**TASK DIRECTIONS:**
Please copy the rows below word for word, from the very first one through the line that contains "chart1-legend-label-eagle-ford-region: Eagle Ford".

**RECORD EXCERPTS:**
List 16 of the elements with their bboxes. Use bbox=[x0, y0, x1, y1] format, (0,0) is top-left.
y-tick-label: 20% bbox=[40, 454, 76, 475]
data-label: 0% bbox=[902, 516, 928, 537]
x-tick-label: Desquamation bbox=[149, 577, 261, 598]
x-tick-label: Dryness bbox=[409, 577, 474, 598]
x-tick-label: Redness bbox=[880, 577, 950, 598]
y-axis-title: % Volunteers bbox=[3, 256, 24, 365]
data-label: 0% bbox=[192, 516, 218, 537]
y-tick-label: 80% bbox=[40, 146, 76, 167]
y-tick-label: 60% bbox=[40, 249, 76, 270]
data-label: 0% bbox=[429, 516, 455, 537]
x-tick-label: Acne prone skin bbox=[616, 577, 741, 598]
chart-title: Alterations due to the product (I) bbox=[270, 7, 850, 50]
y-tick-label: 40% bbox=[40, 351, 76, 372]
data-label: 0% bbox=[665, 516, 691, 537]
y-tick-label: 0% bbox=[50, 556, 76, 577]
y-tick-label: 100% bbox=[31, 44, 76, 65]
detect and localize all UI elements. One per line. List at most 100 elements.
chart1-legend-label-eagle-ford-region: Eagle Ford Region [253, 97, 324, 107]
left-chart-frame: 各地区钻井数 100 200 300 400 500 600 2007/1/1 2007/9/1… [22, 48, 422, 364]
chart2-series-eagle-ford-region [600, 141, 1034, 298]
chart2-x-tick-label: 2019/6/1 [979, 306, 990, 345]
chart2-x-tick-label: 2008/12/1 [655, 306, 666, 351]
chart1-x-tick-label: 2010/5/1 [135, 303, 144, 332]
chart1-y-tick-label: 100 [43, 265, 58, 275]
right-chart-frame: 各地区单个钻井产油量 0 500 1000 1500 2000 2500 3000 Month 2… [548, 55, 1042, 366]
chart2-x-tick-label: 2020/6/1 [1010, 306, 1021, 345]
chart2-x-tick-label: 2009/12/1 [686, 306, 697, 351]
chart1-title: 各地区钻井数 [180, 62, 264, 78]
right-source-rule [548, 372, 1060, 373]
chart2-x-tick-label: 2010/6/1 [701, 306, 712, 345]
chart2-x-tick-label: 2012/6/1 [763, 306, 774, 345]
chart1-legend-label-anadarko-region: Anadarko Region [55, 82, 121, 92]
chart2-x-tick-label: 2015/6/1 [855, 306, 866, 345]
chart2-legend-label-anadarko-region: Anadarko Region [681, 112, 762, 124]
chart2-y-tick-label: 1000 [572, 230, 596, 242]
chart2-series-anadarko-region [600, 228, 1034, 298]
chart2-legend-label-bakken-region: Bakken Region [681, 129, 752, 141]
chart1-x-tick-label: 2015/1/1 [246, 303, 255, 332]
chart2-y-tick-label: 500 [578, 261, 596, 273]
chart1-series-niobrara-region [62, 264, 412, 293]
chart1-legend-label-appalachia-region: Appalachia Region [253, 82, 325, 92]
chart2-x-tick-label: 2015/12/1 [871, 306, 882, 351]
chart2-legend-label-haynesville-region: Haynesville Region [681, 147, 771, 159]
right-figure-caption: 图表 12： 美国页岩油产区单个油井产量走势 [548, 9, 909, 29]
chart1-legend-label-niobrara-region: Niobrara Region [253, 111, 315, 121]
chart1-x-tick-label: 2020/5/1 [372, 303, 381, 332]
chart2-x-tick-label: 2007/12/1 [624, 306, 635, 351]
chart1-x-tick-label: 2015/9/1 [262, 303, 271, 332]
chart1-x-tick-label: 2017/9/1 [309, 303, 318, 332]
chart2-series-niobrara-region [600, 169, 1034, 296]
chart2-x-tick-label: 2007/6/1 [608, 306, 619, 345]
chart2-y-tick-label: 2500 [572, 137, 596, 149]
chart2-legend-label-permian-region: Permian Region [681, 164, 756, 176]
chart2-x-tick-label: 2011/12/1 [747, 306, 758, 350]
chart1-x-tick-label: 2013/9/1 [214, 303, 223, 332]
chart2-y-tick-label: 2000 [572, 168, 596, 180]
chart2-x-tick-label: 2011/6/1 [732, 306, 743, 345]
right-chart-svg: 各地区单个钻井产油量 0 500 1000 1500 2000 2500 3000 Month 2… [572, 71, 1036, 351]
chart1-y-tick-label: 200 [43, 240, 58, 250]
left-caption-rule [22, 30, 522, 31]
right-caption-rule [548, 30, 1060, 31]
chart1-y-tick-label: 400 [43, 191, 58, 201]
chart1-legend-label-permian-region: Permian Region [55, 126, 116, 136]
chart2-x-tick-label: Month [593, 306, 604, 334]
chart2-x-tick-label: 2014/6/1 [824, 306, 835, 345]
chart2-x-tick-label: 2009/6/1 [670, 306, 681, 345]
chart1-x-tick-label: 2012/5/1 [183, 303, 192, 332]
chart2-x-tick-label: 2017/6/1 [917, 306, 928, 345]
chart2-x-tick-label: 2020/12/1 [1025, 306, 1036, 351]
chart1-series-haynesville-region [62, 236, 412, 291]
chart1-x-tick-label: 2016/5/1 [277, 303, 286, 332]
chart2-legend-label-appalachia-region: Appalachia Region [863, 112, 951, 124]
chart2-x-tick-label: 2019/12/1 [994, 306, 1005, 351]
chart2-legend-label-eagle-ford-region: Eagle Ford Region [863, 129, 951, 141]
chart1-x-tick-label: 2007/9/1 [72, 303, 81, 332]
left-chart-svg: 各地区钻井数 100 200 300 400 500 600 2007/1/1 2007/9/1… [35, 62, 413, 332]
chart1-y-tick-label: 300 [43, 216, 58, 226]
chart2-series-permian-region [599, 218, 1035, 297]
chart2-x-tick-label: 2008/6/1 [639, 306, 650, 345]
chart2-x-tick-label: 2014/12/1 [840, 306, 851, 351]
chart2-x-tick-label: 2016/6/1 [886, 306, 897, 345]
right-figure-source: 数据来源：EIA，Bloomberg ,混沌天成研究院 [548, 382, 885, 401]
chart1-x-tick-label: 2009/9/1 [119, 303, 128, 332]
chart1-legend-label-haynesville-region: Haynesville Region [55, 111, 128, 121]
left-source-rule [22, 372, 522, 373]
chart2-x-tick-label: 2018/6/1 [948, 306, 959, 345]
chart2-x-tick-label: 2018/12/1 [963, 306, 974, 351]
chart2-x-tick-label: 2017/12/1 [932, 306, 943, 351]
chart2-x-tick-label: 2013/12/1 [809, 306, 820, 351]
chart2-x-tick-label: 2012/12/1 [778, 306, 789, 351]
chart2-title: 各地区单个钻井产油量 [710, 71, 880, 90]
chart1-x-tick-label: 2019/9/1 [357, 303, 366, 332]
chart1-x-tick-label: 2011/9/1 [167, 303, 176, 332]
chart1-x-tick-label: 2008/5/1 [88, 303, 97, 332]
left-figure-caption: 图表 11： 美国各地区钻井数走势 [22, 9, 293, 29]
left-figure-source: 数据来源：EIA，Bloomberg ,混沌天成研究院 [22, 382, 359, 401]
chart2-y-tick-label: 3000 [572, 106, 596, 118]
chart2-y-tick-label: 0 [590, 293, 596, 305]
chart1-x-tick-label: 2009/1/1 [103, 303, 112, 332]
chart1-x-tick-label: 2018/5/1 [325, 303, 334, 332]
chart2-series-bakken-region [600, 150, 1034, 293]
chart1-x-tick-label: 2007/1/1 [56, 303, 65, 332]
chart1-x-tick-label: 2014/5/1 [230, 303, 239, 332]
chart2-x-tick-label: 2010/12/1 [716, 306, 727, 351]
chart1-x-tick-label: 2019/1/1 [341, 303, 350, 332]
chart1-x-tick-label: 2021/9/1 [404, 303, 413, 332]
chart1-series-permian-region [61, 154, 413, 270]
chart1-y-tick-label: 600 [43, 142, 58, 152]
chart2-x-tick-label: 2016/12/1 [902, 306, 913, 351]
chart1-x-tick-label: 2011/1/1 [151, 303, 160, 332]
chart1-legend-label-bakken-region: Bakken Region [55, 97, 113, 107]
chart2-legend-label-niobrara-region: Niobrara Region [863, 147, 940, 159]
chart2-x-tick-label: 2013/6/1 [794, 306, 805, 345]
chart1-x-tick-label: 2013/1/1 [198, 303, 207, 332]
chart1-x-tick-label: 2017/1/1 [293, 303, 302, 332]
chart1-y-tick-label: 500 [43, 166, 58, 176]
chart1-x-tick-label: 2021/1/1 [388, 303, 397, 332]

**RESPONSE TO THIS EXERCISE:**
List 16 of the elements with their bboxes. Use bbox=[x0, y0, x1, y1] format, (0,0) is top-left.
y-tick-label: 20% bbox=[40, 454, 76, 475]
data-label: 0% bbox=[902, 516, 928, 537]
x-tick-label: Desquamation bbox=[149, 577, 261, 598]
x-tick-label: Dryness bbox=[409, 577, 474, 598]
x-tick-label: Redness bbox=[880, 577, 950, 598]
y-axis-title: % Volunteers bbox=[3, 256, 24, 365]
data-label: 0% bbox=[192, 516, 218, 537]
y-tick-label: 80% bbox=[40, 146, 76, 167]
y-tick-label: 60% bbox=[40, 249, 76, 270]
data-label: 0% bbox=[429, 516, 455, 537]
x-tick-label: Acne prone skin bbox=[616, 577, 741, 598]
chart-title: Alterations due to the product (I) bbox=[270, 7, 850, 50]
y-tick-label: 40% bbox=[40, 351, 76, 372]
data-label: 0% bbox=[665, 516, 691, 537]
y-tick-label: 0% bbox=[50, 556, 76, 577]
y-tick-label: 100% bbox=[31, 44, 76, 65]
detect and localize all UI elements. One per line. List at most 100 elements.
chart1-legend-label-eagle-ford-region: Eagle Ford Region [253, 97, 324, 107]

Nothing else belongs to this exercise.